### What is needed
Restate the entire listing word for word.

### Stored rows
___

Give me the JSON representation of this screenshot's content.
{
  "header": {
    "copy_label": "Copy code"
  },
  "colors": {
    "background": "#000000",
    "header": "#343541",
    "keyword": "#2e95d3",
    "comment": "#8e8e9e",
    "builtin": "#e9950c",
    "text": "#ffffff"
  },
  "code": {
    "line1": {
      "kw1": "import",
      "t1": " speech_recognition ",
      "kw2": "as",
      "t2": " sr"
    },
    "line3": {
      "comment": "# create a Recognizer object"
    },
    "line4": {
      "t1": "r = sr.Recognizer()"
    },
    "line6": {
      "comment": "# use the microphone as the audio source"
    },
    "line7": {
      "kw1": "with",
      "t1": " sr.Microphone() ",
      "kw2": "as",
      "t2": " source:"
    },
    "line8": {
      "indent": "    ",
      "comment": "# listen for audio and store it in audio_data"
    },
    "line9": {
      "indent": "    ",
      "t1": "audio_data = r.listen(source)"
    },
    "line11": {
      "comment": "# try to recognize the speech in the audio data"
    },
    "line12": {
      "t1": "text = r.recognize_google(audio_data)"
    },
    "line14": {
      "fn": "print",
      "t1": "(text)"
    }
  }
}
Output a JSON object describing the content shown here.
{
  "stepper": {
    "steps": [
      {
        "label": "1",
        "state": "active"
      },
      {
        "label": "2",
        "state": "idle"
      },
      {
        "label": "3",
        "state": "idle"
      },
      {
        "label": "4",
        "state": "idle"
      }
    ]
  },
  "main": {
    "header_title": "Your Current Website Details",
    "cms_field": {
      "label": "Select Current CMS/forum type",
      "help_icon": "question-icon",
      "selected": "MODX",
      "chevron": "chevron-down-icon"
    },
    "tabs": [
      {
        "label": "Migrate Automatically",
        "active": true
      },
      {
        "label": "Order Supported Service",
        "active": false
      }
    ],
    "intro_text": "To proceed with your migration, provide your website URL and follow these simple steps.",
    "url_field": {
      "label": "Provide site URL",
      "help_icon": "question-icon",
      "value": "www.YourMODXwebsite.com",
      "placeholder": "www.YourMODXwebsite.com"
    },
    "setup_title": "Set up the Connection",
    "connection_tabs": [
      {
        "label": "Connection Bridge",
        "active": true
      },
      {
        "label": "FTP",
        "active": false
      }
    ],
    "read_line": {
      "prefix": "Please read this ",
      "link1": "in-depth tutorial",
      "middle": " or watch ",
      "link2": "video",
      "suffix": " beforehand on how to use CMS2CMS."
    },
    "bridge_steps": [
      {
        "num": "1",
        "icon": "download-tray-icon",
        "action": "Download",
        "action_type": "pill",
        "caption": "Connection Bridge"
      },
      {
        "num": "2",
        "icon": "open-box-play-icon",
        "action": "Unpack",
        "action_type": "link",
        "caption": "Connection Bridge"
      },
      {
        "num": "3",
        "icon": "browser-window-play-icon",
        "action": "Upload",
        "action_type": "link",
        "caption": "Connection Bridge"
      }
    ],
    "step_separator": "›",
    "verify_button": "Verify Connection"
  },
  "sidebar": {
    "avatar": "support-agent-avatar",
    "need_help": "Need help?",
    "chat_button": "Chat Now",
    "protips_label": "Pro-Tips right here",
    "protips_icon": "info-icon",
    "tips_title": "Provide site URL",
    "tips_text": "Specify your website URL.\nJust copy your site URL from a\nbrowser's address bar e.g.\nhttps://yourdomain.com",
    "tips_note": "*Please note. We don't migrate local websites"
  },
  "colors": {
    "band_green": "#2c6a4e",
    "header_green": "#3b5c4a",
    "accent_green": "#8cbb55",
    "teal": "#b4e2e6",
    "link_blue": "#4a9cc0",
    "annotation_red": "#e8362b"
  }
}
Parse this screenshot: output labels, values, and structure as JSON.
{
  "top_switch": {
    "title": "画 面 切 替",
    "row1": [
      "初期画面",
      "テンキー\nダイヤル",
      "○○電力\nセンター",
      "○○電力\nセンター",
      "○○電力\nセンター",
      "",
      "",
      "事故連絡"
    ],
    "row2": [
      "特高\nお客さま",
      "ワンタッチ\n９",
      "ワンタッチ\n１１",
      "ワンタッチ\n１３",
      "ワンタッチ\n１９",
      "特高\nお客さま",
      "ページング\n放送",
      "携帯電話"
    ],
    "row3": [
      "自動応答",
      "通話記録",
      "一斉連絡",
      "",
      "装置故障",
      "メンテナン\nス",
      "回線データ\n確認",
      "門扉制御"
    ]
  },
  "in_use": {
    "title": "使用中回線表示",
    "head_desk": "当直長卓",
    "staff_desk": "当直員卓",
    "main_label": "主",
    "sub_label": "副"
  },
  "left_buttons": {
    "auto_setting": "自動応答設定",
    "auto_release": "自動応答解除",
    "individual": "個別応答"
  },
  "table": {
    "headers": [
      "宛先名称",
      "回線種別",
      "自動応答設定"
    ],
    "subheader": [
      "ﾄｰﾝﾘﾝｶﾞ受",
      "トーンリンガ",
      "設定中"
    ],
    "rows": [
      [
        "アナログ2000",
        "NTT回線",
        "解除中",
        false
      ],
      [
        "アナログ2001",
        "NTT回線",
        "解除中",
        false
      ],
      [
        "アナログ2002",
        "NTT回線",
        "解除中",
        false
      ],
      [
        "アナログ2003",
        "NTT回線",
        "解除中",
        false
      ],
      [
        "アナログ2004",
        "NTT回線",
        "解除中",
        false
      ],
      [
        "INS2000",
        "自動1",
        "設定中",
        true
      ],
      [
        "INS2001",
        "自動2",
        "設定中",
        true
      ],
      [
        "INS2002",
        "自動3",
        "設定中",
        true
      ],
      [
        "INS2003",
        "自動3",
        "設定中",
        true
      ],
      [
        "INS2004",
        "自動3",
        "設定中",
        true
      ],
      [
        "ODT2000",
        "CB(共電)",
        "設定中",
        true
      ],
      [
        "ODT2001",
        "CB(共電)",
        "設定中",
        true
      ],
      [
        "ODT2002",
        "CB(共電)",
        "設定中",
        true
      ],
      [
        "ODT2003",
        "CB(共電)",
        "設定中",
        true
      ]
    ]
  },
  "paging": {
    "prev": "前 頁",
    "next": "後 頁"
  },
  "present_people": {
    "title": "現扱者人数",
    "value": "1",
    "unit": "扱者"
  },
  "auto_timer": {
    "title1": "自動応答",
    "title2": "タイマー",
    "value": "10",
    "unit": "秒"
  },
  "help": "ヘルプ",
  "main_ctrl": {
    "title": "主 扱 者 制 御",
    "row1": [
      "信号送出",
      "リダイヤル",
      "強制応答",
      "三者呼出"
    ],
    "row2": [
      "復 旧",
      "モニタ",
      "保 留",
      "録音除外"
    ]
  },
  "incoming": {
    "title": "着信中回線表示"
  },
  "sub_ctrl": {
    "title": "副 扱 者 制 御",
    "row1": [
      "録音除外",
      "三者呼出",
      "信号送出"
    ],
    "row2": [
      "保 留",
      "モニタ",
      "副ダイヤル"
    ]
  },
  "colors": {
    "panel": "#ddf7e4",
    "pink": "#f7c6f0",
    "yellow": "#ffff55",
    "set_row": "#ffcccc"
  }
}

___

### Exercise response
Give me the JSON representation of this screenshot's content.
{
  "header": {
    "copy_label": "Copy code"
  },
  "colors": {
    "background": "#000000",
    "header": "#343541",
    "keyword": "#2e95d3",
    "comment": "#8e8e9e",
    "builtin": "#e9950c",
    "text": "#ffffff"
  },
  "code": {
    "line1": {
      "kw1": "import",
      "t1": " speech_recognition ",
      "kw2": "as",
      "t2": " sr"
    },
    "line3": {
      "comment": "# create a Recognizer object"
    },
    "line4": {
      "t1": "r = sr.Recognizer()"
    },
    "line6": {
      "comment": "# use the microphone as the audio source"
    },
    "line7": {
      "kw1": "with",
      "t1": " sr.Microphone() ",
      "kw2": "as",
      "t2": " source:"
    },
    "line8": {
      "indent": "    ",
      "comment": "# listen for audio and store it in audio_data"
    },
    "line9": {
      "indent": "    ",
      "t1": "audio_data = r.listen(source)"
    },
    "line11": {
      "comment": "# try to recognize the speech in the audio data"
    },
    "line12": {
      "t1": "text = r.recognize_google(audio_data)"
    },
    "line14": {
      "fn": "print",
      "t1": "(text)"
    }
  }
}
Output a JSON object describing the content shown here.
{
  "stepper": {
    "steps": [
      {
        "label": "1",
        "state": "active"
      },
      {
        "label": "2",
        "state": "idle"
      },
      {
        "label": "3",
        "state": "idle"
      },
      {
        "label": "4",
        "state": "idle"
      }
    ]
  },
  "main": {
    "header_title": "Your Current Website Details",
    "cms_field": {
      "label": "Select Current CMS/forum type",
      "help_icon": "question-icon",
      "selected": "MODX",
      "chevron": "chevron-down-icon"
    },
    "tabs": [
      {
        "label": "Migrate Automatically",
        "active": true
      },
      {
        "label": "Order Supported Service",
        "active": false
      }
    ],
    "intro_text": "To proceed with your migration, provide your website URL and follow these simple steps.",
    "url_field": {
      "label": "Provide site URL",
      "help_icon": "question-icon",
      "value": "www.YourMODXwebsite.com",
      "placeholder": "www.YourMODXwebsite.com"
    },
    "setup_title": "Set up the Connection",
    "connection_tabs": [
      {
        "label": "Connection Bridge",
        "active": true
      },
      {
        "label": "FTP",
        "active": false
      }
    ],
    "read_line": {
      "prefix": "Please read this ",
      "link1": "in-depth tutorial",
      "middle": " or watch ",
      "link2": "video",
      "suffix": " beforehand on how to use CMS2CMS."
    },
    "bridge_steps": [
      {
        "num": "1",
        "icon": "download-tray-icon",
        "action": "Download",
        "action_type": "pill",
        "caption": "Connection Bridge"
      },
      {
        "num": "2",
        "icon": "open-box-play-icon",
        "action": "Unpack",
        "action_type": "link",
        "caption": "Connection Bridge"
      },
      {
        "num": "3",
        "icon": "browser-window-play-icon",
        "action": "Upload",
        "action_type": "link",
        "caption": "Connection Bridge"
      }
    ],
    "step_separator": "›",
    "verify_button": "Verify Connection"
  },
  "sidebar": {
    "avatar": "support-agent-avatar",
    "need_help": "Need help?",
    "chat_button": "Chat Now",
    "protips_label": "Pro-Tips right here",
    "protips_icon": "info-icon",
    "tips_title": "Provide site URL",
    "tips_text": "Specify your website URL.\nJust copy your site URL from a\nbrowser's address bar e.g.\nhttps://yourdomain.com",
    "tips_note": "*Please note. We don't migrate local websites"
  },
  "colors": {
    "band_green": "#2c6a4e",
    "header_green": "#3b5c4a",
    "accent_green": "#8cbb55",
    "teal": "#b4e2e6",
    "link_blue": "#4a9cc0",
    "annotation_red": "#e8362b"
  }
}
Parse this screenshot: output labels, values, and structure as JSON.
{
  "top_switch": {
    "title": "画 面 切 替",
    "row1": [
      "初期画面",
      "テンキー\nダイヤル",
      "○○電力\nセンター",
      "○○電力\nセンター",
      "○○電力\nセンター",
      "",
      "",
      "事故連絡"
    ],
    "row2": [
      "特高\nお客さま",
      "ワンタッチ\n９",
      "ワンタッチ\n１１",
      "ワンタッチ\n１３",
      "ワンタッチ\n１９",
      "特高\nお客さま",
      "ページング\n放送",
      "携帯電話"
    ],
    "row3": [
      "自動応答",
      "通話記録",
      "一斉連絡",
      "",
      "装置故障",
      "メンテナン\nス",
      "回線データ\n確認",
      "門扉制御"
    ]
  },
  "in_use": {
    "title": "使用中回線表示",
    "head_desk": "当直長卓",
    "staff_desk": "当直員卓",
    "main_label": "主",
    "sub_label": "副"
  },
  "left_buttons": {
    "auto_setting": "自動応答設定",
    "auto_release": "自動応答解除",
    "individual": "個別応答"
  },
  "table": {
    "headers": [
      "宛先名称",
      "回線種別",
      "自動応答設定"
    ],
    "subheader": [
      "ﾄｰﾝﾘﾝｶﾞ受",
      "トーンリンガ",
      "設定中"
    ],
    "rows": [
      [
        "アナログ2000",
        "NTT回線",
        "解除中",
        false
      ],
      [
        "アナログ2001",
        "NTT回線",
        "解除中",
        false
      ],
      [
        "アナログ2002",
        "NTT回線",
        "解除中",
        false
      ],
      [
        "アナログ2003",
        "NTT回線",
        "解除中",
        false
      ],
      [
        "アナログ2004",
        "NTT回線",
        "解除中",
        false
      ],
      [
        "INS2000",
        "自動1",
        "設定中",
        true
      ],
      [
        "INS2001",
        "自動2",
        "設定中",
        true
      ],
      [
        "INS2002",
        "自動3",
        "設定中",
        true
      ],
      [
        "INS2003",
        "自動3",
        "設定中",
        true
      ],
      [
        "INS2004",
        "自動3",
        "設定中",
        true
      ],
      [
        "ODT2000",
        "CB(共電)",
        "設定中",
        true
      ],
      [
        "ODT2001",
        "CB(共電)",
        "設定中",
        true
      ],
      [
        "ODT2002",
        "CB(共電)",
        "設定中",
        true
      ],
      [
        "ODT2003",
        "CB(共電)",
        "設定中",
        true
      ]
    ]
  },
  "paging": {
    "prev": "前 頁",
    "next": "後 頁"
  },
  "present_people": {
    "title": "現扱者人数",
    "value": "1",
    "unit": "扱者"
  },
  "auto_timer": {
    "title1": "自動応答",
    "title2": "タイマー",
    "value": "10",
    "unit": "秒"
  },
  "help": "ヘルプ",
  "main_ctrl": {
    "title": "主 扱 者 制 御",
    "row1": [
      "信号送出",
      "リダイヤル",
      "強制応答",
      "三者呼出"
    ],
    "row2": [
      "復 旧",
      "モニタ",
      "保 留",
      "録音除外"
    ]
  },
  "incoming": {
    "title": "着信中回線表示"
  },
  "sub_ctrl": {
    "title": "副 扱 者 制 御",
    "row1": [
      "録音除外",
      "三者呼出",
      "信号送出"
    ],
    "row2": [
      "保 留",
      "モニタ",
      "副ダイヤル"
    ]
  },
  "colors": {
    "panel": "#ddf7e4",
    "pink": "#f7c6f0",
    "yellow": "#ffff55",
    "set_row": "#ffcccc"
  }
}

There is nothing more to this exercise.